++++ DATA LINES ++++

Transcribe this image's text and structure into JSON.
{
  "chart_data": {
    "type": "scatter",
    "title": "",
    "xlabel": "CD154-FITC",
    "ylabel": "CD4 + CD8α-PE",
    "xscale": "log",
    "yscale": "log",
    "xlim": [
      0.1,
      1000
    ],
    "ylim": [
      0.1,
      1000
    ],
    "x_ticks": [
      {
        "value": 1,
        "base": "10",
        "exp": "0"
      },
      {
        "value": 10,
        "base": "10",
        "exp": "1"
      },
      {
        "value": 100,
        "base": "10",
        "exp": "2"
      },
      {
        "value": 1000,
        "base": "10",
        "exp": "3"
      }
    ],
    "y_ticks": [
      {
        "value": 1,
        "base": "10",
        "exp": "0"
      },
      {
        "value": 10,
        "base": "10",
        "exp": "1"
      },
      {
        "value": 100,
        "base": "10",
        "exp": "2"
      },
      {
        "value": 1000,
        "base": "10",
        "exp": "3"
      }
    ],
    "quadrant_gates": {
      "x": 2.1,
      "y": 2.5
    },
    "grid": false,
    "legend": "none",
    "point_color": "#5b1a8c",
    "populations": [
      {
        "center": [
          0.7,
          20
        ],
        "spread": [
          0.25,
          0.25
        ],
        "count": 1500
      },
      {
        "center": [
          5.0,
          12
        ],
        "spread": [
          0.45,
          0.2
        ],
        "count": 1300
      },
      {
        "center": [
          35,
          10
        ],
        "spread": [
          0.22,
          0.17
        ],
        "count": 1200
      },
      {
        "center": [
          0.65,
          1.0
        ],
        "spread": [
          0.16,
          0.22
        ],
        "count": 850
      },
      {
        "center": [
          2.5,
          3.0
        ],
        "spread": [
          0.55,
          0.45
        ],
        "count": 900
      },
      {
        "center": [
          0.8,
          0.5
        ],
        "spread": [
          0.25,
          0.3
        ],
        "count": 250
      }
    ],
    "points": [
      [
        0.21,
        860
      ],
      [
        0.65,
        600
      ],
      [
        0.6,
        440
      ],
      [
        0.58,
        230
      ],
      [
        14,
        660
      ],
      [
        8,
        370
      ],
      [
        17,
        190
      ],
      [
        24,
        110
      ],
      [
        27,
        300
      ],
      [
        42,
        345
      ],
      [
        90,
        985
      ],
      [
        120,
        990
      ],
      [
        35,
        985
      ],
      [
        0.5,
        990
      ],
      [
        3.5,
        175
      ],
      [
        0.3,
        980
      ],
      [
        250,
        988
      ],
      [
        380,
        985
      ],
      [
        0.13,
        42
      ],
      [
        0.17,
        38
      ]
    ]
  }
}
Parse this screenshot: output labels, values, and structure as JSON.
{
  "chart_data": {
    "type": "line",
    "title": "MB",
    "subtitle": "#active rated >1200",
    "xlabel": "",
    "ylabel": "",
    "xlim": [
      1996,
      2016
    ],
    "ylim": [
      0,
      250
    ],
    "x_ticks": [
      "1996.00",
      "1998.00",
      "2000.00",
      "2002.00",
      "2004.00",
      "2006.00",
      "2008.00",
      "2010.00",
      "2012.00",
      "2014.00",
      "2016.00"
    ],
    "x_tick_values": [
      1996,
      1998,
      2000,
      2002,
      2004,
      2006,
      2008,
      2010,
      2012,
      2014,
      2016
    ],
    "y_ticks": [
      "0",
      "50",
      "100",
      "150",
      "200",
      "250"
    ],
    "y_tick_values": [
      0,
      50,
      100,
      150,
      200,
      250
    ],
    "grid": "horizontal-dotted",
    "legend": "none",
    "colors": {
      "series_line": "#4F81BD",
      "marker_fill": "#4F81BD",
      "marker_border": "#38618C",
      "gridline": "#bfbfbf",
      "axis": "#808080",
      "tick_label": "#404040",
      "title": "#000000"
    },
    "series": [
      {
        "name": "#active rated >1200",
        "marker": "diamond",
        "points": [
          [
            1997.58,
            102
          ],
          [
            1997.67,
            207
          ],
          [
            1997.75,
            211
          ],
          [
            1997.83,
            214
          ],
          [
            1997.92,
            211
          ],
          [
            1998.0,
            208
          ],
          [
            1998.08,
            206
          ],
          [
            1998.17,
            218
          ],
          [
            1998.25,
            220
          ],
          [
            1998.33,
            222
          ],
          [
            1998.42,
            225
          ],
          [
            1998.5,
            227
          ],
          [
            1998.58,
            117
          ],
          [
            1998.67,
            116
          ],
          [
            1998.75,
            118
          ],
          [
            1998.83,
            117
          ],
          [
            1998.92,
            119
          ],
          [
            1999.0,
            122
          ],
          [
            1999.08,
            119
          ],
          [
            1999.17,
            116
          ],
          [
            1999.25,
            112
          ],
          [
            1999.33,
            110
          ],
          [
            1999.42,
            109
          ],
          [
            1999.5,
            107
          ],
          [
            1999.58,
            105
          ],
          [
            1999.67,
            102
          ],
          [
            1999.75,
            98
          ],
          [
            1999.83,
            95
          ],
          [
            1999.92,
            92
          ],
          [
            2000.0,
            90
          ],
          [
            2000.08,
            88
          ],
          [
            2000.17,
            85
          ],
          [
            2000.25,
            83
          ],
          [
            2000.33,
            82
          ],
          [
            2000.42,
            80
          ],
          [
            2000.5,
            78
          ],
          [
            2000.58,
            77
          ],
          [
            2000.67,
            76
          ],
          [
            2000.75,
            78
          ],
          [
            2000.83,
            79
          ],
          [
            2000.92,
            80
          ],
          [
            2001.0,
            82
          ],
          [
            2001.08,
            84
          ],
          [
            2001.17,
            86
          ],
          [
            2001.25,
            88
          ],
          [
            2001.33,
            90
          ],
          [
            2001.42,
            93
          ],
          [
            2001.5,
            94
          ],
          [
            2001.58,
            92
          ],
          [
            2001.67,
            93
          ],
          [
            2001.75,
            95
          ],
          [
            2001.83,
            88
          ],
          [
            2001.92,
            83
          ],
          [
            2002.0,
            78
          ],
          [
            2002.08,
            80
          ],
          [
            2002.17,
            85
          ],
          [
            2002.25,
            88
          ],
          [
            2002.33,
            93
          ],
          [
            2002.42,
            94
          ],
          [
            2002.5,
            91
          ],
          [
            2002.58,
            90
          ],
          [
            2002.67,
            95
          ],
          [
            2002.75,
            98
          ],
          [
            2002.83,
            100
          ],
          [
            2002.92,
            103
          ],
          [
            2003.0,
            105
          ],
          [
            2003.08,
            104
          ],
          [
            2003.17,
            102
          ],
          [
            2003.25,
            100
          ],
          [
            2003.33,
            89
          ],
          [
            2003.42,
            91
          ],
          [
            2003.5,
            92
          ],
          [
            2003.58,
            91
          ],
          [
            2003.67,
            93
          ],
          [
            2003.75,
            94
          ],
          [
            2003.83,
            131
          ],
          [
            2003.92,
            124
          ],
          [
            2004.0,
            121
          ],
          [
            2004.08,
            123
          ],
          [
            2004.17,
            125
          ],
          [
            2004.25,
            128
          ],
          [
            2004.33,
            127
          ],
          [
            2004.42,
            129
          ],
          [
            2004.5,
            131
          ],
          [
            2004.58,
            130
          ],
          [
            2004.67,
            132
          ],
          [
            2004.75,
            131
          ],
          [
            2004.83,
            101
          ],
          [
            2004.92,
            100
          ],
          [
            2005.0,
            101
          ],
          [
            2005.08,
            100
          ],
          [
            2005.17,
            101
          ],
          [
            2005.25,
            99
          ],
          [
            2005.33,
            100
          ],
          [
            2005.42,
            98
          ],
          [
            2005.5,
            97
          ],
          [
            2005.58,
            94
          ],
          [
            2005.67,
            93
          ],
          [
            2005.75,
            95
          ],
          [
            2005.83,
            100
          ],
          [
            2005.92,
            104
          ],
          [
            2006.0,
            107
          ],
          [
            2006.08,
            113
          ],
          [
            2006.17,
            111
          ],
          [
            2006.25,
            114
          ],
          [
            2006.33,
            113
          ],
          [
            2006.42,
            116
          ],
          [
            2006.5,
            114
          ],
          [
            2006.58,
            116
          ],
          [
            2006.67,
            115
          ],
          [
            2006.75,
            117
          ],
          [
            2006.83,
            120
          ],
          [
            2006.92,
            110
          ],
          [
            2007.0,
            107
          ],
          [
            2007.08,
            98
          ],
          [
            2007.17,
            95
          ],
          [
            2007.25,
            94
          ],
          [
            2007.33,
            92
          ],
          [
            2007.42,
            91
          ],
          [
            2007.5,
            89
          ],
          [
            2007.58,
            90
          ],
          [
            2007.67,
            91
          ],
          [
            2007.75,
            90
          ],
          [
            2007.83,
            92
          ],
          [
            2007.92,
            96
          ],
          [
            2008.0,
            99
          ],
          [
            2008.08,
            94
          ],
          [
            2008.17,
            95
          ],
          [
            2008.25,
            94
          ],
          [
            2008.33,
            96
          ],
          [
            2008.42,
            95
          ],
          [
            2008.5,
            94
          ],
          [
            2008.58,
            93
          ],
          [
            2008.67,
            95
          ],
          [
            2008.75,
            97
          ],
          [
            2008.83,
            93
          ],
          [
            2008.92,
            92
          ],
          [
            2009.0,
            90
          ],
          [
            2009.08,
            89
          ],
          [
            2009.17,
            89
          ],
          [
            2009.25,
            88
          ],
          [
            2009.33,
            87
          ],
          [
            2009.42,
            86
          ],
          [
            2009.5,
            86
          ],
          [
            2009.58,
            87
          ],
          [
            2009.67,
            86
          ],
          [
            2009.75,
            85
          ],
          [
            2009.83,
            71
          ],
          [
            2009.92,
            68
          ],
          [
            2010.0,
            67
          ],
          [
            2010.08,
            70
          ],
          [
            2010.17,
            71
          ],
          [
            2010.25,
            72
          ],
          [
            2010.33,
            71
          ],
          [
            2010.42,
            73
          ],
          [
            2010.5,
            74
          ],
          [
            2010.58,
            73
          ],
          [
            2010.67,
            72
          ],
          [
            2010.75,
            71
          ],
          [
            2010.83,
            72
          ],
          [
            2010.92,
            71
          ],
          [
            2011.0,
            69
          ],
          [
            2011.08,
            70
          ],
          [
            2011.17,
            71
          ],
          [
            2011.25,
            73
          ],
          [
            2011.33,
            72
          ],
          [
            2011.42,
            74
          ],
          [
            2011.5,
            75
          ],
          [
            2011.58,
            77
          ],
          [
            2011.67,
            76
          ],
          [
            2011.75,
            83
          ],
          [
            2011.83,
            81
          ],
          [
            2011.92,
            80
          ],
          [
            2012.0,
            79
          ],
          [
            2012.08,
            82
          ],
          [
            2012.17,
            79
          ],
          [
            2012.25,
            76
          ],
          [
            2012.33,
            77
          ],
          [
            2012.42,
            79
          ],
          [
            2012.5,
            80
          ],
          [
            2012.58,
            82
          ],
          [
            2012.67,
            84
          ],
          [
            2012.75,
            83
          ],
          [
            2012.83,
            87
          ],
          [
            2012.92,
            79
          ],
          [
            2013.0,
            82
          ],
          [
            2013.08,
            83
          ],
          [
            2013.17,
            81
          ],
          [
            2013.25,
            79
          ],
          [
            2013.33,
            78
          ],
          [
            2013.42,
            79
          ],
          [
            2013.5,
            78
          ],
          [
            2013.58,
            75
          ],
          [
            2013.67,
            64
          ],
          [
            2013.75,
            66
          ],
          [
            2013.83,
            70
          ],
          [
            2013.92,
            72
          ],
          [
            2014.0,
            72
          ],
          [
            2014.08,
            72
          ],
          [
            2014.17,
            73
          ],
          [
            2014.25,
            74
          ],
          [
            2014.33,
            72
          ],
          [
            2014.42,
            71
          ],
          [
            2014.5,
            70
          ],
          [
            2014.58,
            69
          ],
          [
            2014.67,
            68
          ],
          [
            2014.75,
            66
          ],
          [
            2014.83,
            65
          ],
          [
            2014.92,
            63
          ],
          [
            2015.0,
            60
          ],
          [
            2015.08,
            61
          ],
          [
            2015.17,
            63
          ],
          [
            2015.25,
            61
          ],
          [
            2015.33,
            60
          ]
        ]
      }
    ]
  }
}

++++

### WORK TO BE COMPLETED
Single out each line of the records above with the string "JSON" in it, and copy it.

### EXPECTED OUTPUT
Transcribe this image's text and structure into JSON.
Parse this screenshot: output labels, values, and structure as JSON.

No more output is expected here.